*WRITTEN EXERCISE*.
Copy out all the lines where "Reichstags" shows up.

--- begin INFORMATION GIVEN ---

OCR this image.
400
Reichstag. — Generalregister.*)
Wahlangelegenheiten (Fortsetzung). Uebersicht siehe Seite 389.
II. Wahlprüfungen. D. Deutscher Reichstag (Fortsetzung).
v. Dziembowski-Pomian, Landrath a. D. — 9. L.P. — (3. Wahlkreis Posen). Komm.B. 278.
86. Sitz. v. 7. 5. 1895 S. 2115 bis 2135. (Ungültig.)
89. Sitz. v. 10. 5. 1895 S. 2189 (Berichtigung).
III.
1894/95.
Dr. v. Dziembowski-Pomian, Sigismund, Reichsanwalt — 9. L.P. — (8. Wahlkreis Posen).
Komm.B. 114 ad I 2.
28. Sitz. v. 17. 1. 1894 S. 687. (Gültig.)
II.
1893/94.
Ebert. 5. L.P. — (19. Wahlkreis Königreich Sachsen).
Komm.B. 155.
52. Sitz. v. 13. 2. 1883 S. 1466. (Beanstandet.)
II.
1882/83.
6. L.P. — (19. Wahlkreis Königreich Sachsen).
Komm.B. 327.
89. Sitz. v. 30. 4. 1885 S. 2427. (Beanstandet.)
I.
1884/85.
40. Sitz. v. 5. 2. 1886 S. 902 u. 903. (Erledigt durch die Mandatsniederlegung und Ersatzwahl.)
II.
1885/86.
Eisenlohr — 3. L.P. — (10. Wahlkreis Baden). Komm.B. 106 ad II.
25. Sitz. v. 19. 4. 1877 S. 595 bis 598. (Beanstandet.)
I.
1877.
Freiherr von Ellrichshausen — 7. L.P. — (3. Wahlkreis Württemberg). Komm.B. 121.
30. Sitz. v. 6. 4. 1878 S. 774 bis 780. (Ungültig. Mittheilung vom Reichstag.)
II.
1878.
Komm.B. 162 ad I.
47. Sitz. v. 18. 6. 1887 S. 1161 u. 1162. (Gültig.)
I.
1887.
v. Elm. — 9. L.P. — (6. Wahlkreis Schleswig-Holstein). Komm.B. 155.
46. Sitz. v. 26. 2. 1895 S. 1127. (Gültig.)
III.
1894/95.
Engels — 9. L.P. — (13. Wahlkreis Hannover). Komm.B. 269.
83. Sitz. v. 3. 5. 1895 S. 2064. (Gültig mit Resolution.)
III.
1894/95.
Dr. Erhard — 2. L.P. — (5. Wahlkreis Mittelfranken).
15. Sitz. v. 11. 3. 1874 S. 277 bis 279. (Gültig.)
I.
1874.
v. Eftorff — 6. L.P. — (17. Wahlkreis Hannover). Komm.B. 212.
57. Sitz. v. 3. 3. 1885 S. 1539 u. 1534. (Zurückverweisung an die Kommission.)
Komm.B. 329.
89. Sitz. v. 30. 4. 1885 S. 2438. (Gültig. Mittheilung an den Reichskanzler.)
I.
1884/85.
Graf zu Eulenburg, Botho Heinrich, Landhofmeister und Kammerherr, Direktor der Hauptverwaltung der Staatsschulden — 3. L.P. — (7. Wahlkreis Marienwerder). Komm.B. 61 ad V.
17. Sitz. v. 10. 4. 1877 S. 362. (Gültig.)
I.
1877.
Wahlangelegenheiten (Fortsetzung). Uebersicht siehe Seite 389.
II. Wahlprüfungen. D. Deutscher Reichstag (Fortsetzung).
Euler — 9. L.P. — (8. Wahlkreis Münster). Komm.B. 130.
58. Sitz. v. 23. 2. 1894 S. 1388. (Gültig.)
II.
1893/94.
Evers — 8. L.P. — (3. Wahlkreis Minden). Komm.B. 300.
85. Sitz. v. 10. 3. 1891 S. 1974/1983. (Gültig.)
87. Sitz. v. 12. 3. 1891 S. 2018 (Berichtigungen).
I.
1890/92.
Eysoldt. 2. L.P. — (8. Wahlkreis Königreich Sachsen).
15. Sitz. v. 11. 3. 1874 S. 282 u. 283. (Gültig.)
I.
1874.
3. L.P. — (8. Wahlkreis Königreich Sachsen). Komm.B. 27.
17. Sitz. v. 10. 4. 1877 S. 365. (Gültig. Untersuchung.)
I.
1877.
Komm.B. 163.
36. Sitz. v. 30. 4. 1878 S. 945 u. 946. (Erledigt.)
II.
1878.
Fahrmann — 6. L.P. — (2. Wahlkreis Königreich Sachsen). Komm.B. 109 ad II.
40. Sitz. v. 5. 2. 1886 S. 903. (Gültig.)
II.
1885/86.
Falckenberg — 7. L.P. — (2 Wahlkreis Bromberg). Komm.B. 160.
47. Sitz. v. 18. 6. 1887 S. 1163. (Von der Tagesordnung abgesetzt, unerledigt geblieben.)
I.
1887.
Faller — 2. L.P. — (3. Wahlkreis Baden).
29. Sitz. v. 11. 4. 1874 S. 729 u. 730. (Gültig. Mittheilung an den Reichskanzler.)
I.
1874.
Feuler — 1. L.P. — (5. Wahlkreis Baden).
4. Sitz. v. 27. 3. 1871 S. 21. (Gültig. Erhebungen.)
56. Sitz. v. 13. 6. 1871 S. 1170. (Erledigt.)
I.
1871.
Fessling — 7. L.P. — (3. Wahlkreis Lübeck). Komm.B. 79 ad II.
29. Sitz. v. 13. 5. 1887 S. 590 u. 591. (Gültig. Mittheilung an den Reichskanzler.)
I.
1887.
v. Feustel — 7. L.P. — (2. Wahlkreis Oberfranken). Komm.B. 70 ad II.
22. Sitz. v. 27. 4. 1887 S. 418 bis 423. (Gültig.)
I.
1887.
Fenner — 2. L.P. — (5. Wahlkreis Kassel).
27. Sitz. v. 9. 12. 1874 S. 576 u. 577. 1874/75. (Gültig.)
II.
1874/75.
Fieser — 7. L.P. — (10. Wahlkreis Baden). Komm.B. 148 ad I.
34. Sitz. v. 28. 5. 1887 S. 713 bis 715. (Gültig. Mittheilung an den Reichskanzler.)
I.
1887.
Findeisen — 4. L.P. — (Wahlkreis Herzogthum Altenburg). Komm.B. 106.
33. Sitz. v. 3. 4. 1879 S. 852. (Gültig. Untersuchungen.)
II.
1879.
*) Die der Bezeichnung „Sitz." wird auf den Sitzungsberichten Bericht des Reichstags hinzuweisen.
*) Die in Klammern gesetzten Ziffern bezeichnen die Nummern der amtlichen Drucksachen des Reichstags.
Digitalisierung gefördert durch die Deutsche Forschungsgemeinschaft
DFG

--- end INFORMATION GIVEN ---

*TASK OUTPUT*.
*) Die der Bezeichnung „Sitz." wird auf den Sitzungsberichten Bericht des Reichstags hinzuweisen.
*) Die in Klammern gesetzten Ziffern bezeichnen die Nummern der amtlichen Drucksachen des Reichstags.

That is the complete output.